6/23/2009

Obsession destroys - von Sternberg's style.

Emil Jannings and Marlene Dietrich in “Blue Angel”


How could I have missed this one in film school! “Blue Angel” is the first major German sound film and already a great one. Made in 1929, it still is fresh and powerful on a large screen. It is a solid storytelling, based on a novel by Heinrich Mann, directed by Joseph von Sternberg.

Sternberg was quite a character - always moving, never repeating himself, audacious, confrontational type. He did his own cinematography and editing. He added “von” (together with mustache, stern walking and intimidating speech pattern) to strengthen his image. Lars Trier repeated the “von” maneuver. It worked! (From now on, you know how to address me, don’t you?)

“Blue Angel” is perhaps about a furious power of obsession/love. Love as the force for itself and by itself with disregard to the outside world. Interestingly, von Sterberg in a different, political context said - “reality failed to interest me," and “I do not care about a story, all I care is about how it is photographed and presented.” We could reword “presented” as “performed by a storyteller.” Lola Lola, played by Dietrich, is also driven by the need to perform. The story and the storyteller say that true passions, obsessions, desires are oblivious to anything external. Be it love or art or a need to tell a story - the desire is always the goal for itself. In case of a story with emphasis on “to tell” not on a “story.” What happens to those driven by “a story” and not by “to tell”? I suspect they don’t make it. “How” is more important than “what.” That could be a Joseph von Sternberg’s directing lesson.

PROBLEMS AND TASKS:
1) In the post about "Blue Angel," whose novel is the film based on?
2) List everything the post about "Blue Angel" says Sternberg added to strengthen his image.
3) Return, word for word, the passage of the post about "Blue Angel" that begins at the words "How could I" and stops after "me, don’t you?)".

Page segmentation data:
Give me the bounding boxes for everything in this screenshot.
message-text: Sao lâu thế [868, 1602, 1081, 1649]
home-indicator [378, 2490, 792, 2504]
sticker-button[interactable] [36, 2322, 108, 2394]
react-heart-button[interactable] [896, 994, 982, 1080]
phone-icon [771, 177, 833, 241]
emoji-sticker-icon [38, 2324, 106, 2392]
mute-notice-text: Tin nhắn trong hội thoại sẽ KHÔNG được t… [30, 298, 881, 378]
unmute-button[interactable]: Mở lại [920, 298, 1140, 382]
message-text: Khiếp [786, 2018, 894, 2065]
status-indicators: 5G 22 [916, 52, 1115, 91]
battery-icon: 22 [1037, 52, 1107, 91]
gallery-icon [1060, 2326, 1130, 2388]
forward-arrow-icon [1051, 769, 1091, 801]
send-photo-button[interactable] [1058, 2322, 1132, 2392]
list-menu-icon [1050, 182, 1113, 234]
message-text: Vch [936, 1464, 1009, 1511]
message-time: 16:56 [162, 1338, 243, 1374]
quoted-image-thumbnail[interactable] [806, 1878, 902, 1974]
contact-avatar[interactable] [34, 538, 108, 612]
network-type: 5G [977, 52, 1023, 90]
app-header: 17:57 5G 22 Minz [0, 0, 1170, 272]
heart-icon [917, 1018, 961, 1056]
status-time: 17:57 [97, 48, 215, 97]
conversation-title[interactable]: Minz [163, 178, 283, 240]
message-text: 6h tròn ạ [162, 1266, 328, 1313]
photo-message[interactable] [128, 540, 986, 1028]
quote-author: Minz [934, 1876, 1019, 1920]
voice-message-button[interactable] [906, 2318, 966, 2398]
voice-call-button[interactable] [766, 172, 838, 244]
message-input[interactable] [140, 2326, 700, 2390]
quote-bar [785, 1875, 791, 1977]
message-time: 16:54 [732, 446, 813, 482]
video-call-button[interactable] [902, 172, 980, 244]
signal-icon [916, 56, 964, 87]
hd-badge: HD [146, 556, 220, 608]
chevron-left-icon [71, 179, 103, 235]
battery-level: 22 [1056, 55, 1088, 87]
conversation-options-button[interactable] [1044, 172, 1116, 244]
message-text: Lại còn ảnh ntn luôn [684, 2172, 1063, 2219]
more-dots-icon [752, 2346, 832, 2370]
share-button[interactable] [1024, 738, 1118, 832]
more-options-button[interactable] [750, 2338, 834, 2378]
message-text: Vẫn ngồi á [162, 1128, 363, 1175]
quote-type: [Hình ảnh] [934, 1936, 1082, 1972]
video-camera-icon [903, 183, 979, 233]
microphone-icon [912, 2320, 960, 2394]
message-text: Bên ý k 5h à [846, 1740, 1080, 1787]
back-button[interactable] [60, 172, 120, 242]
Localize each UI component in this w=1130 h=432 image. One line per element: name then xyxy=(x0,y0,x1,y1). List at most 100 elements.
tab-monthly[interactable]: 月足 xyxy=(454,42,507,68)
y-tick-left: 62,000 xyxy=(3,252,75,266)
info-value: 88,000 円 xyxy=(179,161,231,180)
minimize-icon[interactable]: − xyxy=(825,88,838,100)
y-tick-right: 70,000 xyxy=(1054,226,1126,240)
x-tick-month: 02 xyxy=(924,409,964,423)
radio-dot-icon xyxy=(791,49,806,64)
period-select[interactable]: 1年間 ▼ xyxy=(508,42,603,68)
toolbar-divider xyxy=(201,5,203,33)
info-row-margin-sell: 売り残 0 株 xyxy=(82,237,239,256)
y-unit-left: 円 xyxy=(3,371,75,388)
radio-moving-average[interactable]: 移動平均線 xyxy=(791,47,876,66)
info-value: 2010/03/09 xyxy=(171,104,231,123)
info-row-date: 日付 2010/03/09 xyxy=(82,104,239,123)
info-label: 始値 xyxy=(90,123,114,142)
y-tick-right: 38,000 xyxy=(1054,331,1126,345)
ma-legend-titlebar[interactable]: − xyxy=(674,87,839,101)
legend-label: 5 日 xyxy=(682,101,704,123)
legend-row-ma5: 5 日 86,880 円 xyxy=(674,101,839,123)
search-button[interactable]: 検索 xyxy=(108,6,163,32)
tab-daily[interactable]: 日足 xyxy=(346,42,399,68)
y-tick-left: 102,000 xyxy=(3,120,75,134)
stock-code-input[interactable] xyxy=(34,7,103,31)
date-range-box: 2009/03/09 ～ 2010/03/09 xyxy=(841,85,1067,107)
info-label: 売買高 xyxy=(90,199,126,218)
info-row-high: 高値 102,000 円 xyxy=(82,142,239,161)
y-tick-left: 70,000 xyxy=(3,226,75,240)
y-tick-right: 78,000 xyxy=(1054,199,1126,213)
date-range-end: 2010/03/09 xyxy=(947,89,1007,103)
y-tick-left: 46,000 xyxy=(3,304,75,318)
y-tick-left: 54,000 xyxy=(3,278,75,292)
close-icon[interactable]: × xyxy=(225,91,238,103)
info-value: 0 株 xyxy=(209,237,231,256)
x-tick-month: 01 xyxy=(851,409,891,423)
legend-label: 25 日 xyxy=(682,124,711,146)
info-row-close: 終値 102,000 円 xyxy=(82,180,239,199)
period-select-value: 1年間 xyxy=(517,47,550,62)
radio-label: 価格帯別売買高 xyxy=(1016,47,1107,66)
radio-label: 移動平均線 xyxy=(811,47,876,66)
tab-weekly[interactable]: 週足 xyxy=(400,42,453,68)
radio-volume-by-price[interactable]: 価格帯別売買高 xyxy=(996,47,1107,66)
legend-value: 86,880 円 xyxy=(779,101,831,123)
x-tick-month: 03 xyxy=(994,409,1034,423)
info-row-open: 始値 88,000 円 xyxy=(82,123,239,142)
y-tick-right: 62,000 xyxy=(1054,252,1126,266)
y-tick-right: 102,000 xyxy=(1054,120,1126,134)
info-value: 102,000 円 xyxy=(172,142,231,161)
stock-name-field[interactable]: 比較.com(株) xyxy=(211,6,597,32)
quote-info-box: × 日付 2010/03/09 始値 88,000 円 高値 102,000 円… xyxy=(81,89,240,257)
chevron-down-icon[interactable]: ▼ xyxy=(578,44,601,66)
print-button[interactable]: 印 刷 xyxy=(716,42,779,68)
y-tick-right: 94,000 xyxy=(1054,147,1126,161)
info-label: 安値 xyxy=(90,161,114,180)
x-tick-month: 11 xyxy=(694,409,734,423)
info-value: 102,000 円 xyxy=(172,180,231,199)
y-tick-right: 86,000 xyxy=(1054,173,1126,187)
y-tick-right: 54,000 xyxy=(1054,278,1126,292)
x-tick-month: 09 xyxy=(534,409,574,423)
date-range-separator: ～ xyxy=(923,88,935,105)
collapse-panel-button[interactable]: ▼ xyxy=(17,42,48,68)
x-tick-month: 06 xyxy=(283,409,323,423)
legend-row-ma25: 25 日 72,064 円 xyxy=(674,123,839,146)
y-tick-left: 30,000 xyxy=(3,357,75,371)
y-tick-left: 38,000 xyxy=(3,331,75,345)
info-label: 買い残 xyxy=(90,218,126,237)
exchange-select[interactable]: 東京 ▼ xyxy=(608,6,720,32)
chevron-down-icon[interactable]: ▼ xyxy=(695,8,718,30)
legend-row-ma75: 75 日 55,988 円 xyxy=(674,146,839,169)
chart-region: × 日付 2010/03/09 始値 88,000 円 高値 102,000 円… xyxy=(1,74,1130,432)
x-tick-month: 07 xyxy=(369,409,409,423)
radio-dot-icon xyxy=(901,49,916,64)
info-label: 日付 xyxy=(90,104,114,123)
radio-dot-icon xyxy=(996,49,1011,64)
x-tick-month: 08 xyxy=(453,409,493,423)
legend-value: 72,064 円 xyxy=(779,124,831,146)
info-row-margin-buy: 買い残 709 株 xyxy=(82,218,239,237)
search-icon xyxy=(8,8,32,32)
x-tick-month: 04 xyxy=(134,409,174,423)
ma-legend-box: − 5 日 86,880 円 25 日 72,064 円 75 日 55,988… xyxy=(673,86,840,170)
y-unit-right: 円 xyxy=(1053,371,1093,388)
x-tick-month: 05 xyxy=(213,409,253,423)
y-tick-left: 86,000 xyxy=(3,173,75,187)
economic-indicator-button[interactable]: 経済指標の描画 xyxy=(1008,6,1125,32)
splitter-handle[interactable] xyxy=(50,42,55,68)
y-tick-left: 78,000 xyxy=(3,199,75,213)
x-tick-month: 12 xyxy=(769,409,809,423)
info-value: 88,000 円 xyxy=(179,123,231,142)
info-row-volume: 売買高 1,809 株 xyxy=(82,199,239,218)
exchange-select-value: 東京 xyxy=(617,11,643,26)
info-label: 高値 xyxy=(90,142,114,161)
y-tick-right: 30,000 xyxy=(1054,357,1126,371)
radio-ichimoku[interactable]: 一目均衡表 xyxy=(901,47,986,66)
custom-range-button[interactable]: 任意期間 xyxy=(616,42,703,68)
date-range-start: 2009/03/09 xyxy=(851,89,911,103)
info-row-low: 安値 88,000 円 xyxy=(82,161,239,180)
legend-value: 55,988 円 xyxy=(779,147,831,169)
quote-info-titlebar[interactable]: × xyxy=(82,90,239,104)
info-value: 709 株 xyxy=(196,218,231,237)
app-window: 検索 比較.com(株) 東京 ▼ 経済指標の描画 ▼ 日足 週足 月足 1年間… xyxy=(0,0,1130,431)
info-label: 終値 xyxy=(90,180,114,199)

SOLUTIONS BELOW:
1) Heinrich Mann

2) "von," a mustache, stern walking, and an intimidating speech pattern

3)
How could I have missed this one in film school! “Blue Angel” is the first major German sound film and already a great one. Made in 1929, it still is fresh and powerful on a large screen. It is a solid storytelling, based on a novel by Heinrich Mann, directed by Joseph von Sternberg.

Sternberg was quite a character - always moving, never repeating himself, audacious, confrontational type. He did his own cinematography and editing. He added “von” (together with mustache, stern walking and intimidating speech pattern) to strengthen his image. Lars Trier repeated the “von” maneuver. It worked! (From now on, you know how to address me, don’t you?)